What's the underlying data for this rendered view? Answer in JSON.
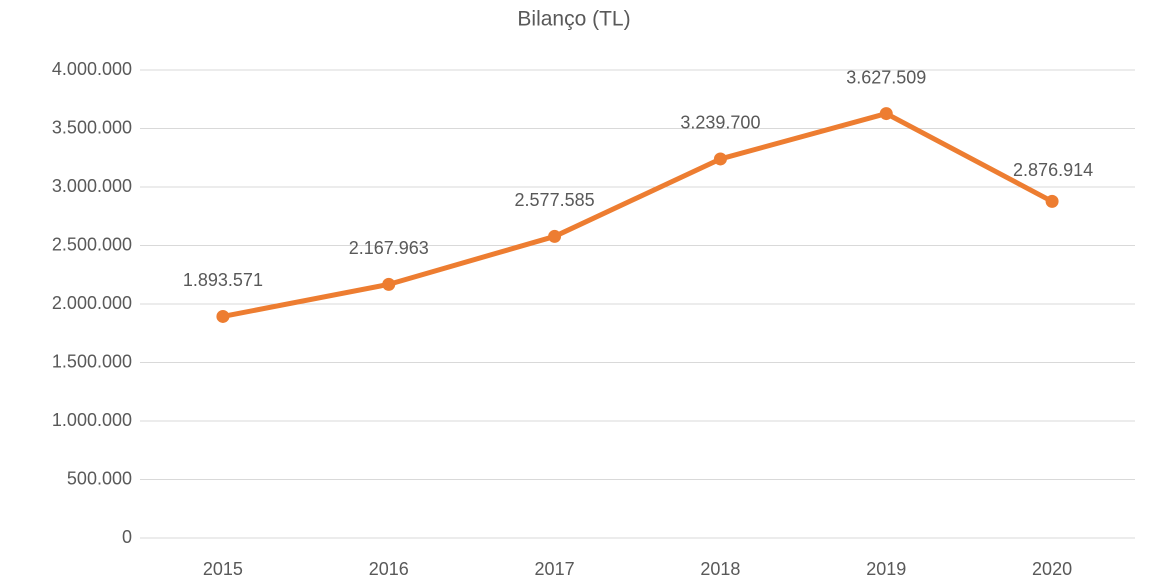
{
  "chart_data": {
    "type": "line",
    "title": "Bilanço (TL)",
    "categories": [
      "2015",
      "2016",
      "2017",
      "2018",
      "2019",
      "2020"
    ],
    "values": [
      1893571,
      2167963,
      2577585,
      3239700,
      3627509,
      2876914
    ],
    "value_labels": [
      "1.893.571",
      "2.167.963",
      "2.577.585",
      "3.239.700",
      "3.627.509",
      "2.876.914"
    ],
    "color": "#ed7d31",
    "ylim": [
      0,
      4000000
    ],
    "yticks": [
      0,
      {
        "value": 500000,
        "label": "500.000"
      },
      {
        "value": 1000000,
        "label": "1.000.000"
      },
      {
        "value": 1500000,
        "label": "1.500.000"
      },
      {
        "value": 2000000,
        "label": "2.000.000"
      },
      {
        "value": 2500000,
        "label": "2.500.000"
      },
      {
        "value": 3000000,
        "label": "3.000.000"
      },
      {
        "value": 3500000,
        "label": "3.500.000"
      },
      {
        "value": 4000000,
        "label": "4.000.000"
      }
    ],
    "grid": true
  }
}
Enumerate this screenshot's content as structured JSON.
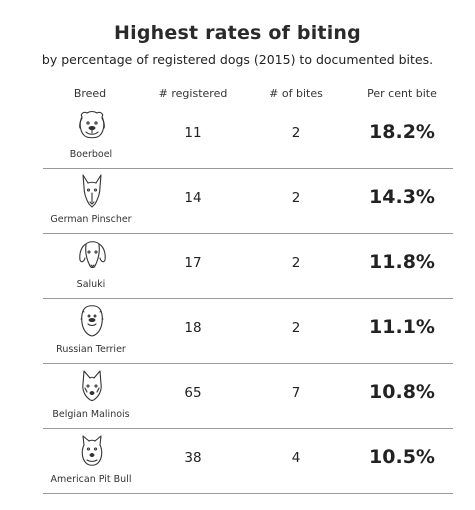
{
  "title": "Highest rates of biting",
  "subtitle": "by percentage of registered dogs (2015) to documented bites.",
  "columns": {
    "breed": "Breed",
    "registered": "# registered",
    "bites": "# of bites",
    "percent": "Per cent bite"
  },
  "rows": [
    {
      "breed": "Boerboel",
      "registered": "11",
      "bites": "2",
      "percent": "18.2%",
      "icon": "boerboel-icon"
    },
    {
      "breed": "German Pinscher",
      "registered": "14",
      "bites": "2",
      "percent": "14.3%",
      "icon": "german-pinscher-icon"
    },
    {
      "breed": "Saluki",
      "registered": "17",
      "bites": "2",
      "percent": "11.8%",
      "icon": "saluki-icon"
    },
    {
      "breed": "Russian Terrier",
      "registered": "18",
      "bites": "2",
      "percent": "11.1%",
      "icon": "russian-terrier-icon"
    },
    {
      "breed": "Belgian Malinois",
      "registered": "65",
      "bites": "7",
      "percent": "10.8%",
      "icon": "belgian-malinois-icon"
    },
    {
      "breed": "American Pit Bull",
      "registered": "38",
      "bites": "4",
      "percent": "10.5%",
      "icon": "american-pit-bull-icon"
    }
  ]
}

:::

Return all lines containing "breed".

    "breed": "Breed",
      "breed": "Boerboel",
      "breed": "German Pinscher",
      "breed": "Saluki",
      "breed": "Russian Terrier",
      "breed": "Belgian Malinois",
      "breed": "American Pit Bull",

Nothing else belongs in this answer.